▸ TASK GOAL:
Copy every entry exactly as given, minus the images.

++++++++++++++++++++

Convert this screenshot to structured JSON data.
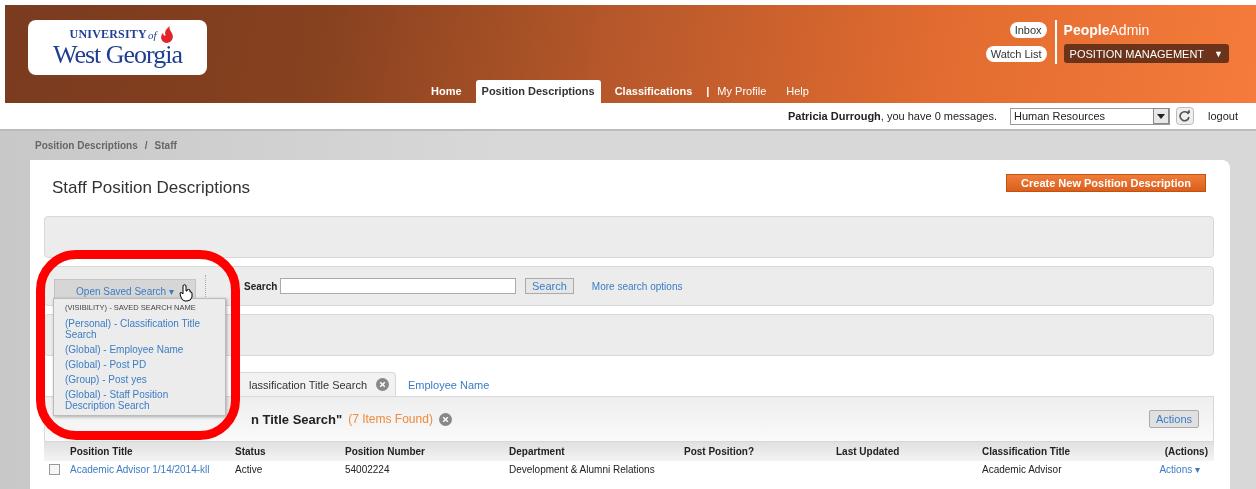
{
  "header": {
    "logo": {
      "line1": "UNIVERSITY",
      "line1_suffix": "of",
      "line2": "West Georgia"
    },
    "nav": [
      {
        "label": "Home",
        "kind": "main",
        "selected": false
      },
      {
        "label": "Position Descriptions",
        "kind": "main",
        "selected": true
      },
      {
        "label": "Classifications",
        "kind": "main",
        "selected": false
      },
      {
        "label": "|",
        "kind": "separator"
      },
      {
        "label": "My Profile",
        "kind": "link",
        "selected": false
      },
      {
        "label": "Help",
        "kind": "link",
        "selected": false
      }
    ],
    "quick_links": [
      "Inbox",
      "Watch List"
    ],
    "product": "**People**Admin",
    "module_menu": {
      "value": "POSITION MANAGEMENT",
      "caret": "▼"
    }
  },
  "user_bar": {
    "greeting": "**Patricia Durrough**, you have 0 messages.",
    "department": "Human Resources",
    "logout": "logout"
  },
  "breadcrumb": {
    "items": [
      "Position Descriptions",
      "Staff"
    ],
    "separator": "/"
  },
  "page": {
    "title": "Staff Position Descriptions",
    "create_button": "Create New Position Description"
  },
  "search": {
    "saved_search_button": "Open Saved Search ▾",
    "label": "Search",
    "button": "Search",
    "more_link": "More search options"
  },
  "saved_search_menu": {
    "header": "(VISIBILITY) - SAVED SEARCH NAME",
    "items": [
      "(Personal) - Classification Title Search",
      "(Global) - Employee Name",
      "(Global) - Post PD",
      "(Group) - Post yes",
      "(Global) - Staff Position Description Search"
    ]
  },
  "result_tabs": [
    {
      "label": "lassification Title Search",
      "selected": true,
      "closable": true
    },
    {
      "label": "Employee Name",
      "selected": false,
      "closable": false
    }
  ],
  "results": {
    "saved_search": "n Title Search\"",
    "count": "(7 Items Found)",
    "actions_button": "Actions"
  },
  "table": {
    "columns": [
      "Position Title",
      "Status",
      "Position Number",
      "Department",
      "Post Position?",
      "Last Updated",
      "Classification Title",
      "(Actions)"
    ],
    "rows": [
      {
        "checked": false,
        "title": "Academic Advisor 1/14/2014-kll",
        "status": "Active",
        "number": "54002224",
        "department": "Development & Alumni Relations",
        "classification": "Academic Advisor",
        "actions": "Actions ▾"
      }
    ]
  }
}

++++++++++++++++++++

▸ ANSWER TO THIS TASK:
Convert this screenshot to structured JSON data.
{
  "header": {
    "logo": {
      "line1": "UNIVERSITY",
      "line1_suffix": "of",
      "line2": "West Georgia"
    },
    "nav": [
      {
        "label": "Home",
        "kind": "main",
        "selected": false
      },
      {
        "label": "Position Descriptions",
        "kind": "main",
        "selected": true
      },
      {
        "label": "Classifications",
        "kind": "main",
        "selected": false
      },
      {
        "label": "|",
        "kind": "separator"
      },
      {
        "label": "My Profile",
        "kind": "link",
        "selected": false
      },
      {
        "label": "Help",
        "kind": "link",
        "selected": false
      }
    ],
    "quick_links": [
      "Inbox",
      "Watch List"
    ],
    "product": "**People**Admin",
    "module_menu": {
      "value": "POSITION MANAGEMENT",
      "caret": "▼"
    }
  },
  "user_bar": {
    "greeting": "**Patricia Durrough**, you have 0 messages.",
    "department": "Human Resources",
    "logout": "logout"
  },
  "breadcrumb": {
    "items": [
      "Position Descriptions",
      "Staff"
    ],
    "separator": "/"
  },
  "page": {
    "title": "Staff Position Descriptions",
    "create_button": "Create New Position Description"
  },
  "search": {
    "saved_search_button": "Open Saved Search ▾",
    "label": "Search",
    "button": "Search",
    "more_link": "More search options"
  },
  "saved_search_menu": {
    "header": "(VISIBILITY) - SAVED SEARCH NAME",
    "items": [
      "(Personal) - Classification Title Search",
      "(Global) - Employee Name",
      "(Global) - Post PD",
      "(Group) - Post yes",
      "(Global) - Staff Position Description Search"
    ]
  },
  "result_tabs": [
    {
      "label": "lassification Title Search",
      "selected": true,
      "closable": true
    },
    {
      "label": "Employee Name",
      "selected": false,
      "closable": false
    }
  ],
  "results": {
    "saved_search": "n Title Search\"",
    "count": "(7 Items Found)",
    "actions_button": "Actions"
  },
  "table": {
    "columns": [
      "Position Title",
      "Status",
      "Position Number",
      "Department",
      "Post Position?",
      "Last Updated",
      "Classification Title",
      "(Actions)"
    ],
    "rows": [
      {
        "checked": false,
        "title": "Academic Advisor 1/14/2014-kll",
        "status": "Active",
        "number": "54002224",
        "department": "Development & Alumni Relations",
        "classification": "Academic Advisor",
        "actions": "Actions ▾"
      }
    ]
  }
}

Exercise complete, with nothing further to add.